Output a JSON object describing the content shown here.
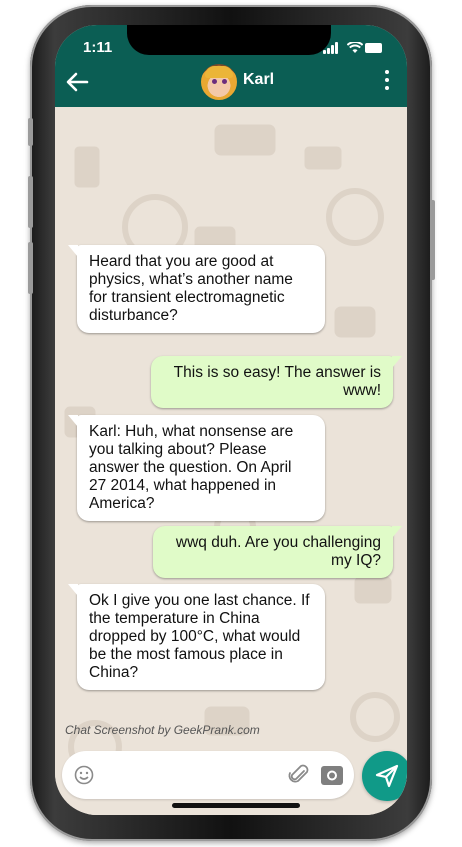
{
  "status_bar": {
    "time": "1:11"
  },
  "header": {
    "contact_name": "Karl"
  },
  "messages": [
    {
      "direction": "incoming",
      "text": "Heard that you are good at physics, what’s another name for transient electromagnetic disturbance?"
    },
    {
      "direction": "outgoing",
      "text": "This is so easy! The answer is www!"
    },
    {
      "direction": "incoming",
      "text": "Karl: Huh, what nonsense are you talking about? Please answer the question. On April 27 2014, what happened in America?"
    },
    {
      "direction": "outgoing",
      "text": "wwq duh. Are you challenging my IQ?"
    },
    {
      "direction": "incoming",
      "text": "Ok I give you one last chance. If the temperature in China dropped by 100°C, what would be the most famous place in China?"
    }
  ],
  "watermark": "Chat Screenshot by GeekPrank.com",
  "composer": {
    "value": "",
    "placeholder": ""
  },
  "icons": {
    "back": "arrow-left-icon",
    "menu": "more-vertical-icon",
    "emoji": "emoji-icon",
    "attach": "paperclip-icon",
    "camera": "camera-icon",
    "send": "send-icon"
  },
  "colors": {
    "header": "#0b5e54",
    "wallpaper": "#ebe3d9",
    "outgoing_bubble": "#e0fbc8",
    "incoming_bubble": "#ffffff",
    "send_button": "#109a88"
  }
}
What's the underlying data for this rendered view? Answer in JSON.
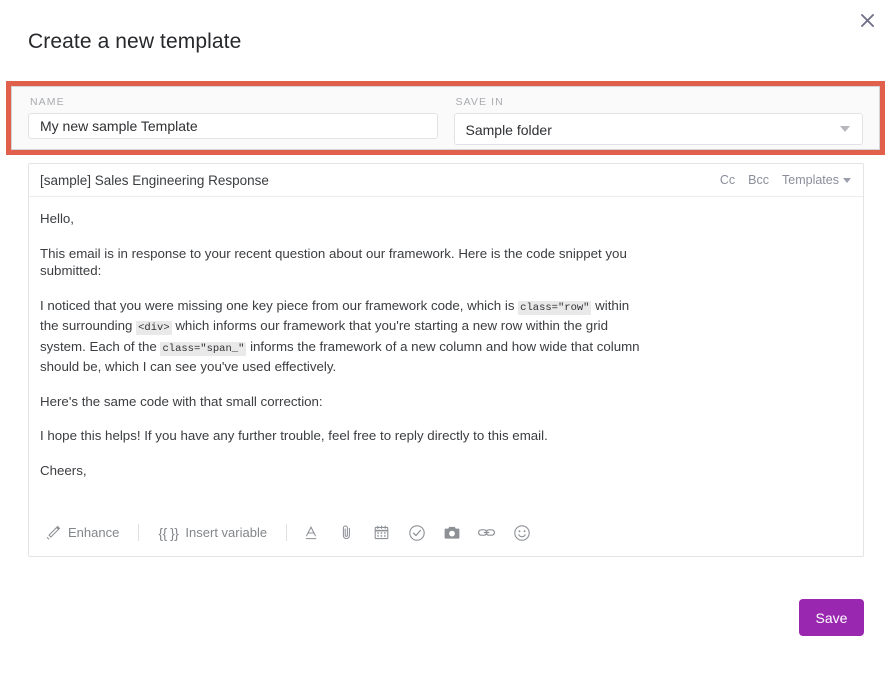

_ _ _ _ _

▶ AIM: From the listing, extract all text exactly as given and drop any picture.

▶ ANSWER BELOW:
Output a JSON object describing the content shown here.
{
  "status_bar": {
    "time": "1:11"
  },
  "header": {
    "contact_name": "Karl"
  },
  "messages": [
    {
      "direction": "incoming",
      "text": "Heard that you are good at physics, what’s another name for transient electromagnetic disturbance?"
    },
    {
      "direction": "outgoing",
      "text": "This is so easy! The answer is www!"
    },
    {
      "direction": "incoming",
      "text": "Karl: Huh, what nonsense are you talking about? Please answer the question. On April 27 2014, what happened in America?"
    },
    {
      "direction": "outgoing",
      "text": "wwq duh. Are you challenging my IQ?"
    },
    {
      "direction": "incoming",
      "text": "Ok I give you one last chance. If the temperature in China dropped by 100°C, what would be the most famous place in China?"
    }
  ],
  "watermark": "Chat Screenshot by GeekPrank.com",
  "composer": {
    "value": "",
    "placeholder": ""
  },
  "icons": {
    "back": "arrow-left-icon",
    "menu": "more-vertical-icon",
    "emoji": "emoji-icon",
    "attach": "paperclip-icon",
    "camera": "camera-icon",
    "send": "send-icon"
  },
  "colors": {
    "header": "#0b5e54",
    "wallpaper": "#ebe3d9",
    "outgoing_bubble": "#e0fbc8",
    "incoming_bubble": "#ffffff",
    "send_button": "#109a88"
  }
}
What's the underlying data for this rendered view? Answer in JSON.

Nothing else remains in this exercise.